▸ DIRECTIONS
Find every line in the records below that contains the word "ylabel", and copy each such line.

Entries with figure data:
--- --- ---
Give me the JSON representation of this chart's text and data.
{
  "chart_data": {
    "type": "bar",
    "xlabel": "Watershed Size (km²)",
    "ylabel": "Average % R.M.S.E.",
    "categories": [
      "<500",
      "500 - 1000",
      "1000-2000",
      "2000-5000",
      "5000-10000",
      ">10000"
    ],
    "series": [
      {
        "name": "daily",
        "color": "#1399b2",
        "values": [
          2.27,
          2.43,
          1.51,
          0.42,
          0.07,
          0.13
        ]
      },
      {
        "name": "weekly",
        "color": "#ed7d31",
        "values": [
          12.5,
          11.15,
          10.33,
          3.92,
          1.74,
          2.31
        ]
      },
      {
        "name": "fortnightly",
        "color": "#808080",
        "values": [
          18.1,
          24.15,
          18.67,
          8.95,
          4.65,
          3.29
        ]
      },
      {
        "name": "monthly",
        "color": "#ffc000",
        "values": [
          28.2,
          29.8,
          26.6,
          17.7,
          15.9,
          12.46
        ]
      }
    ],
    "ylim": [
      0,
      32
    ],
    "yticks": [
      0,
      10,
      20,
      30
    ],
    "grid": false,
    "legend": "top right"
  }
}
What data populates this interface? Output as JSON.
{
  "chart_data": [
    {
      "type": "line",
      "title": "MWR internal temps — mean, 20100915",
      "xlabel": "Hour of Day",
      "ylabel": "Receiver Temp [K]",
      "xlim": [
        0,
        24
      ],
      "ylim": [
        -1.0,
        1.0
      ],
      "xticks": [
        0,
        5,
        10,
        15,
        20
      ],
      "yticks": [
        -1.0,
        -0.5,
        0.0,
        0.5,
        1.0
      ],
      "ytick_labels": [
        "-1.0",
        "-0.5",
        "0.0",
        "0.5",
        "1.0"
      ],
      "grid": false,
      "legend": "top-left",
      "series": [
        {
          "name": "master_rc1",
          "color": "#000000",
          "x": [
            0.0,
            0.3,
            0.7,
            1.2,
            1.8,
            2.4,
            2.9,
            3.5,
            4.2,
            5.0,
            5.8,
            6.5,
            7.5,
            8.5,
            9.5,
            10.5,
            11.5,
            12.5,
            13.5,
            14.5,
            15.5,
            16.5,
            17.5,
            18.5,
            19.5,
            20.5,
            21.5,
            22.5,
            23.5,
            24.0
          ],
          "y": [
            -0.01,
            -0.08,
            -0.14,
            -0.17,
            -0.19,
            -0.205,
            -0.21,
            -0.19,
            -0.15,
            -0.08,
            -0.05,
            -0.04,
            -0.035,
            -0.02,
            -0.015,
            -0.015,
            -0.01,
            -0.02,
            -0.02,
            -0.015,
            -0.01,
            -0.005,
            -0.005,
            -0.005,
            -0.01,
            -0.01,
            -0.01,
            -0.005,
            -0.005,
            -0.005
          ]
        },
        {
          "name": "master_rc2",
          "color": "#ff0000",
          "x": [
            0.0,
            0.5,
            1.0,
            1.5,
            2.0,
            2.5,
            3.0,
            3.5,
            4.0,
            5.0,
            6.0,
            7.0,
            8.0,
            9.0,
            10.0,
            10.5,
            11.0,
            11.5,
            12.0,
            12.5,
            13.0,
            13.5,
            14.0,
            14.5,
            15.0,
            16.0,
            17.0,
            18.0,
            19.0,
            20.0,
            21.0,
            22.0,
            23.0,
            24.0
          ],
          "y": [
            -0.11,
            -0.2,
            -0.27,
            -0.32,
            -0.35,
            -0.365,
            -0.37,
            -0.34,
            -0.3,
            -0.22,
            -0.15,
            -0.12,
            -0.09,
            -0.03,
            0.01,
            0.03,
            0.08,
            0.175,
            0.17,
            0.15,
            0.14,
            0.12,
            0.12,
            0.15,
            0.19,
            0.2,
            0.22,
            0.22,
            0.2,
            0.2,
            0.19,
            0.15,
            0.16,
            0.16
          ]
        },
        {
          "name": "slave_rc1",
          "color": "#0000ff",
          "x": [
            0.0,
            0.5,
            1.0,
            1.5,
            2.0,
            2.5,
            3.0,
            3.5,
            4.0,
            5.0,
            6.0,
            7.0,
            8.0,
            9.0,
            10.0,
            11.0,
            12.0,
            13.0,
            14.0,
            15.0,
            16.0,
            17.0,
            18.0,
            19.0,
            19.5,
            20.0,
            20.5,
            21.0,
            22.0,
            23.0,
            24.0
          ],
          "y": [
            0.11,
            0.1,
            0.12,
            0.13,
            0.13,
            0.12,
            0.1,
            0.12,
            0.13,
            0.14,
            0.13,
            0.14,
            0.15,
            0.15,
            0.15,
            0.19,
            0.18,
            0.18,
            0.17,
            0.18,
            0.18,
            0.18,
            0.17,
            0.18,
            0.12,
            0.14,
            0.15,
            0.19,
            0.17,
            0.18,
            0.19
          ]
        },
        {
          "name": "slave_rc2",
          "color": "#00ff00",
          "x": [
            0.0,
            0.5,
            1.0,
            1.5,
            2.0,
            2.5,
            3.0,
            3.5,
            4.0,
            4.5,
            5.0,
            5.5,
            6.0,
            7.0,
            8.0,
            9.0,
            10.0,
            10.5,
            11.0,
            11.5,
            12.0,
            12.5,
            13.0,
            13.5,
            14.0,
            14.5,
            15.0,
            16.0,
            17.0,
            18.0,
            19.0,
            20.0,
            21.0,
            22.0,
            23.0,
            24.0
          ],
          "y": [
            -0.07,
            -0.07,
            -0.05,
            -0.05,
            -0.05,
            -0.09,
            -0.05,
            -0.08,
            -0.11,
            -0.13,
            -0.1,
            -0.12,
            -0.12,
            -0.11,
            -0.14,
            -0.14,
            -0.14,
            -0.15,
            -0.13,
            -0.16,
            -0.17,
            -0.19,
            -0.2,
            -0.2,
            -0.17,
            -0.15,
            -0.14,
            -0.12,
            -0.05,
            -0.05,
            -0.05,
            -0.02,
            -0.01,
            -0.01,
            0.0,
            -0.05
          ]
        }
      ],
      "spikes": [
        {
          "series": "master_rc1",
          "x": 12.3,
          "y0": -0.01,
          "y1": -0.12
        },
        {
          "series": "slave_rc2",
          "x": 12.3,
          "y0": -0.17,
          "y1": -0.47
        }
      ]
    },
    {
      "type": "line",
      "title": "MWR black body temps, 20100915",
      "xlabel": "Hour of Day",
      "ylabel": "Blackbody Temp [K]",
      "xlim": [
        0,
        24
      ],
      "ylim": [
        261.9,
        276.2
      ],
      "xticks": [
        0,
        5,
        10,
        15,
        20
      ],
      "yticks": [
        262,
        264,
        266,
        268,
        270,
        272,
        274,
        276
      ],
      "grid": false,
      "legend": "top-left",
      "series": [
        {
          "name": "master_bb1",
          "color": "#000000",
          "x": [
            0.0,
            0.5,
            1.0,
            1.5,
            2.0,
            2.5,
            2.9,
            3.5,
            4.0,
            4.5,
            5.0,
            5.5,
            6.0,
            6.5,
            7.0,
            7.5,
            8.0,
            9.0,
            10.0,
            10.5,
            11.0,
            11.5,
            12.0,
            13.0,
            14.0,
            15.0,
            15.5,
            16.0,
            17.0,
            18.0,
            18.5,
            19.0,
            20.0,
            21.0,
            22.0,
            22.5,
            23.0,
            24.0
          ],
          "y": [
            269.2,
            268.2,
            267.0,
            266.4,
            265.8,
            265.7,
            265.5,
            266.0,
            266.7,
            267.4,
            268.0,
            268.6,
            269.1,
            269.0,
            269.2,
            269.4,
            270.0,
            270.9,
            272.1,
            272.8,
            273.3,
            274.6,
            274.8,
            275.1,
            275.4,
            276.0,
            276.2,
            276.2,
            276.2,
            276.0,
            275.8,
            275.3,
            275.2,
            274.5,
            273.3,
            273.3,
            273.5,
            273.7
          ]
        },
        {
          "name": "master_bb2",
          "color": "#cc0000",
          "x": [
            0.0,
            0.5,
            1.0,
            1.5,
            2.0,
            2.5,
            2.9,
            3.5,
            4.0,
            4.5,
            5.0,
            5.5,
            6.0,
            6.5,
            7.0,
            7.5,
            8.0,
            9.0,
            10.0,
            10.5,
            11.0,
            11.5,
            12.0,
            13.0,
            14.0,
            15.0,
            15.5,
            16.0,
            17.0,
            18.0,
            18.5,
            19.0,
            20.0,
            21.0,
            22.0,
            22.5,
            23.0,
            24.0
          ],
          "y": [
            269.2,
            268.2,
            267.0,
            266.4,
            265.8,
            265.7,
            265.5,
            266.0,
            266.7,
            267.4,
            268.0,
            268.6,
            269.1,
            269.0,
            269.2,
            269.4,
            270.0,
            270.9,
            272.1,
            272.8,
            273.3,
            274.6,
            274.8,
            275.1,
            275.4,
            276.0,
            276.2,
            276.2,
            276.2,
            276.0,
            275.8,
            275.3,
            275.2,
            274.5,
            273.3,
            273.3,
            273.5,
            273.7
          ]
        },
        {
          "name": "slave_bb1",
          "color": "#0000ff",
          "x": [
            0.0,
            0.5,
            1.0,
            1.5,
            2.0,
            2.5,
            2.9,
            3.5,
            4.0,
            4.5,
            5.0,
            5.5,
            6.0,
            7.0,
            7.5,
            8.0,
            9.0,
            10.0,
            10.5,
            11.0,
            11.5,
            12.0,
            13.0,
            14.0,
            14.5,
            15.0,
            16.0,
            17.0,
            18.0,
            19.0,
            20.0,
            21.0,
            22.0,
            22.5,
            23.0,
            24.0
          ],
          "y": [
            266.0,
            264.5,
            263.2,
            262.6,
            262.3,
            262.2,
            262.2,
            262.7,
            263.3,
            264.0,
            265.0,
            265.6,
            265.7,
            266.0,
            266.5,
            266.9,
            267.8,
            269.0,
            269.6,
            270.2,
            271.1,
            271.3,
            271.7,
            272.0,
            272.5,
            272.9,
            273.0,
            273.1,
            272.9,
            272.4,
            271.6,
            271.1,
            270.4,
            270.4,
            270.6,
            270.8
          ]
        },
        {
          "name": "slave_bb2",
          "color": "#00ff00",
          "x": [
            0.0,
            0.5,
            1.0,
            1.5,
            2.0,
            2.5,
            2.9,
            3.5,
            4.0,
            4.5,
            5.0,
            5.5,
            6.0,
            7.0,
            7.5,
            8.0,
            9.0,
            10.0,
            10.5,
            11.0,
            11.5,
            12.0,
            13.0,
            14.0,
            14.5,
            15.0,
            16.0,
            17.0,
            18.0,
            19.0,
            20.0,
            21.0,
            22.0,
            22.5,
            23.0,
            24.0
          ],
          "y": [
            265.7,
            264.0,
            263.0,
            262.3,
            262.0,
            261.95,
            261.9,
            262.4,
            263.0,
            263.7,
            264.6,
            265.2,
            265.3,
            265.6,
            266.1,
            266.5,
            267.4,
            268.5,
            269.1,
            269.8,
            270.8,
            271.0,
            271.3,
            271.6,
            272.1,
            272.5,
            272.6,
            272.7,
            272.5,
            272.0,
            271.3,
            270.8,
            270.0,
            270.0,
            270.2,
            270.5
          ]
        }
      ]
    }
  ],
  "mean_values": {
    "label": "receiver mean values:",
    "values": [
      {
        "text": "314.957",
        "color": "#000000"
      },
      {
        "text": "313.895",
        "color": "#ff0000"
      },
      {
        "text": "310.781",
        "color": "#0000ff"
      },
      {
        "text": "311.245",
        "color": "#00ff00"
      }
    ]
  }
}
--- --- ---
▸ OUTPUT
    "ylabel": "Average % R.M.S.E.",
      "ylabel": "Receiver Temp [K]",
      "ylabel": "Blackbody Temp [K]",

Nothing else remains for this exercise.